WRITTEN REQUEST >> Render the records from the start through the line containing "book-isbn: 9780743273565 [613,531,730,547]" as a Markdown table with the columns No. and Entry, numbering each line and omitting blank lines.

GIVEN RECORDS >>
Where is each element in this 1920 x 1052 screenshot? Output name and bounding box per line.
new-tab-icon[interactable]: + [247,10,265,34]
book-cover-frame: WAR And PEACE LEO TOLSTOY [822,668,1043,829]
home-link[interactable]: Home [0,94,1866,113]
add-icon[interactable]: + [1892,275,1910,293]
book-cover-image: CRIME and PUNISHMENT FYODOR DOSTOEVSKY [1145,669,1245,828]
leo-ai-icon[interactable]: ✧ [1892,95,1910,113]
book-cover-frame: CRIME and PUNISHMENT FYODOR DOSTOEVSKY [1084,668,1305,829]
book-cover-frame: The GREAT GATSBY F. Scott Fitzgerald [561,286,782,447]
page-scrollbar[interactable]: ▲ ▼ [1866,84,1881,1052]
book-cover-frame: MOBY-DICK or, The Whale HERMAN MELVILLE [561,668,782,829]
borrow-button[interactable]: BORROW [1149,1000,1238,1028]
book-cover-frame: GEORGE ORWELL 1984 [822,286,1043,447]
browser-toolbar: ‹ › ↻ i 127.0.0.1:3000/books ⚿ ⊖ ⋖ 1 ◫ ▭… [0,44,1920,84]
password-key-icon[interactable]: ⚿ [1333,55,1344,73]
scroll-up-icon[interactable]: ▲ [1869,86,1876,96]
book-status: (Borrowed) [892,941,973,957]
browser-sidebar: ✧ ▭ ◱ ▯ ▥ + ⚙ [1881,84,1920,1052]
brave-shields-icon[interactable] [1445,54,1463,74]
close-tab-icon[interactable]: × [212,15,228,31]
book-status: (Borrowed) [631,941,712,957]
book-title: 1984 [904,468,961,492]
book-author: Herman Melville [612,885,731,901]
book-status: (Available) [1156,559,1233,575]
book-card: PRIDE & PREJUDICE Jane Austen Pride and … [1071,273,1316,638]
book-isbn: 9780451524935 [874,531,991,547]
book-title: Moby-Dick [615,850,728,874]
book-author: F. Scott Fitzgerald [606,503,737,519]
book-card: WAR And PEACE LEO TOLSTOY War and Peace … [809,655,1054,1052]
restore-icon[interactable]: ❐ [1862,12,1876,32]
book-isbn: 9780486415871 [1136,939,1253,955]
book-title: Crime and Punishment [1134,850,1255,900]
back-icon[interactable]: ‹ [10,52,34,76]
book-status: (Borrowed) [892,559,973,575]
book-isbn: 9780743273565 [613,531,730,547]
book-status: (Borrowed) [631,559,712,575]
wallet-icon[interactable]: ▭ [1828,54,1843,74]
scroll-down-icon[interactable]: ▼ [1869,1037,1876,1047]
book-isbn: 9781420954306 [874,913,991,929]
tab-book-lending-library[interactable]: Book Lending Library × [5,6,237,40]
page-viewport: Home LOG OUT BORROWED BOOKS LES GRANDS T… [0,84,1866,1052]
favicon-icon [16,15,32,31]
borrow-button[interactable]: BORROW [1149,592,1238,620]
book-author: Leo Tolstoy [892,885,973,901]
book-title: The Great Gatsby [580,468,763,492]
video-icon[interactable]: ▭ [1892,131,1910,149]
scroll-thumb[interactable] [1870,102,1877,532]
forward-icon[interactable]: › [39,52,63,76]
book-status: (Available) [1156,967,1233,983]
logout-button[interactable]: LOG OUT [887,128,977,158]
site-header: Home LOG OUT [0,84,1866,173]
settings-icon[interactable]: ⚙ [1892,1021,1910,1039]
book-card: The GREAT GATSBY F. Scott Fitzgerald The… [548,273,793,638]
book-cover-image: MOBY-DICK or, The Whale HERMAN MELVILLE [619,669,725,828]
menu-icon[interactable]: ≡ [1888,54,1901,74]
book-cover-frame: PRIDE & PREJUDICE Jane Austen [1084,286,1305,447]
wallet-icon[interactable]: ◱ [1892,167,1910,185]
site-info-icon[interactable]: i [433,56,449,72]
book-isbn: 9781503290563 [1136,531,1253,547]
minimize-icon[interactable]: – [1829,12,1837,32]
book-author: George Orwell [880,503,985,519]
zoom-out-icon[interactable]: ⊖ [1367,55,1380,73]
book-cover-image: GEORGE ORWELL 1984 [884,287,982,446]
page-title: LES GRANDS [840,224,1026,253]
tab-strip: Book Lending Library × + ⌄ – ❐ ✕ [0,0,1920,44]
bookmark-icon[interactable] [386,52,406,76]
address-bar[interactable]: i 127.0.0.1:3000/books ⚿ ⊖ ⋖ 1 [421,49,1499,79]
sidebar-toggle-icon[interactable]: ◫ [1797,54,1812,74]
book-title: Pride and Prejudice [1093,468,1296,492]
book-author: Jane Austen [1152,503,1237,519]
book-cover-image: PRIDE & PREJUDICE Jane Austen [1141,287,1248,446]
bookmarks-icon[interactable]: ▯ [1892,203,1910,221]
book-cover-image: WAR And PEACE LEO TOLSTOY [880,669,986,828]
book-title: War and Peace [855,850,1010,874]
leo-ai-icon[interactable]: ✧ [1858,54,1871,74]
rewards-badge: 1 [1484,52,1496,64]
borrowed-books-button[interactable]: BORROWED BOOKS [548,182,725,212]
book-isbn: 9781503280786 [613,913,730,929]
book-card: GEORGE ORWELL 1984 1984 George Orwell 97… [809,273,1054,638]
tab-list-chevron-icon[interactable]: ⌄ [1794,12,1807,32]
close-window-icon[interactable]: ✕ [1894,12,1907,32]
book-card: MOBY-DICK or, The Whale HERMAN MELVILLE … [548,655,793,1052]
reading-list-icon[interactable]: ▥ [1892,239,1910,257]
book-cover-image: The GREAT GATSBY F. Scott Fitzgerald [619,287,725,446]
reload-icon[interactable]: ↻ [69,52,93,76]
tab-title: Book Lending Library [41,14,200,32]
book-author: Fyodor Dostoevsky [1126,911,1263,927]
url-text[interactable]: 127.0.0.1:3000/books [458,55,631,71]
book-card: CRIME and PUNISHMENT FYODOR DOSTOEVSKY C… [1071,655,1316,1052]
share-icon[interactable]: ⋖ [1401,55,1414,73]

FULL OUTPUT >>
| No. | Entry |
|---|---|
| 1 | Where is each element in this 1920 x 1052 screenshot? Output name and bounding box per line. |
| 2 | new-tab-icon[interactable]: + [247,10,265,34] |
| 3 | book-cover-frame: WAR And PEACE LEO TOLSTOY [822,668,1043,829] |
| 4 | home-link[interactable]: Home [0,94,1866,113] |
| 5 | add-icon[interactable]: + [1892,275,1910,293] |
| 6 | book-cover-image: CRIME and PUNISHMENT FYODOR DOSTOEVSKY [1145,669,1245,828] |
| 7 | leo-ai-icon[interactable]: ✧ [1892,95,1910,113] |
| 8 | book-cover-frame: CRIME and PUNISHMENT FYODOR DOSTOEVSKY [1084,668,1305,829] |
| 9 | book-cover-frame: The GREAT GATSBY F. Scott Fitzgerald [561,286,782,447] |
| 10 | page-scrollbar[interactable]: ▲ ▼ [1866,84,1881,1052] |
| 11 | book-cover-frame: MOBY-DICK or, The Whale HERMAN MELVILLE [561,668,782,829] |
| 12 | borrow-button[interactable]: BORROW [1149,1000,1238,1028] |
| 13 | book-cover-frame: GEORGE ORWELL 1984 [822,286,1043,447] |
| 14 | browser-toolbar: ‹ › ↻ i 127.0.0.1:3000/books ⚿ ⊖ ⋖ 1 ◫ ▭… [0,44,1920,84] |
| 15 | password-key-icon[interactable]: ⚿ [1333,55,1344,73] |
| 16 | scroll-up-icon[interactable]: ▲ [1869,86,1876,96] |
| 17 | book-status: (Borrowed) [892,941,973,957] |
| 18 | browser-sidebar: ✧ ▭ ◱ ▯ ▥ + ⚙ [1881,84,1920,1052] |
| 19 | brave-shields-icon[interactable] [1445,54,1463,74] |
| 20 | close-tab-icon[interactable]: × [212,15,228,31] |
| 21 | book-status: (Borrowed) [631,941,712,957] |
| 22 | book-title: 1984 [904,468,961,492] |
| 23 | book-author: Herman Melville [612,885,731,901] |
| 24 | book-status: (Available) [1156,559,1233,575] |
| 25 | book-card: PRIDE & PREJUDICE Jane Austen Pride and … [1071,273,1316,638] |
| 26 | book-isbn: 9780451524935 [874,531,991,547] |
| 27 | book-title: Moby-Dick [615,850,728,874] |
| 28 | book-author: F. Scott Fitzgerald [606,503,737,519] |
| 29 | book-card: WAR And PEACE LEO TOLSTOY War and Peace … [809,655,1054,1052] |
| 30 | restore-icon[interactable]: ❐ [1862,12,1876,32] |
| 31 | book-isbn: 9780486415871 [1136,939,1253,955] |
| 32 | book-title: Crime and Punishment [1134,850,1255,900] |
| 33 | back-icon[interactable]: ‹ [10,52,34,76] |
| 34 | book-status: (Borrowed) [892,559,973,575] |
| 35 | book-isbn: 9780743273565 [613,531,730,547] |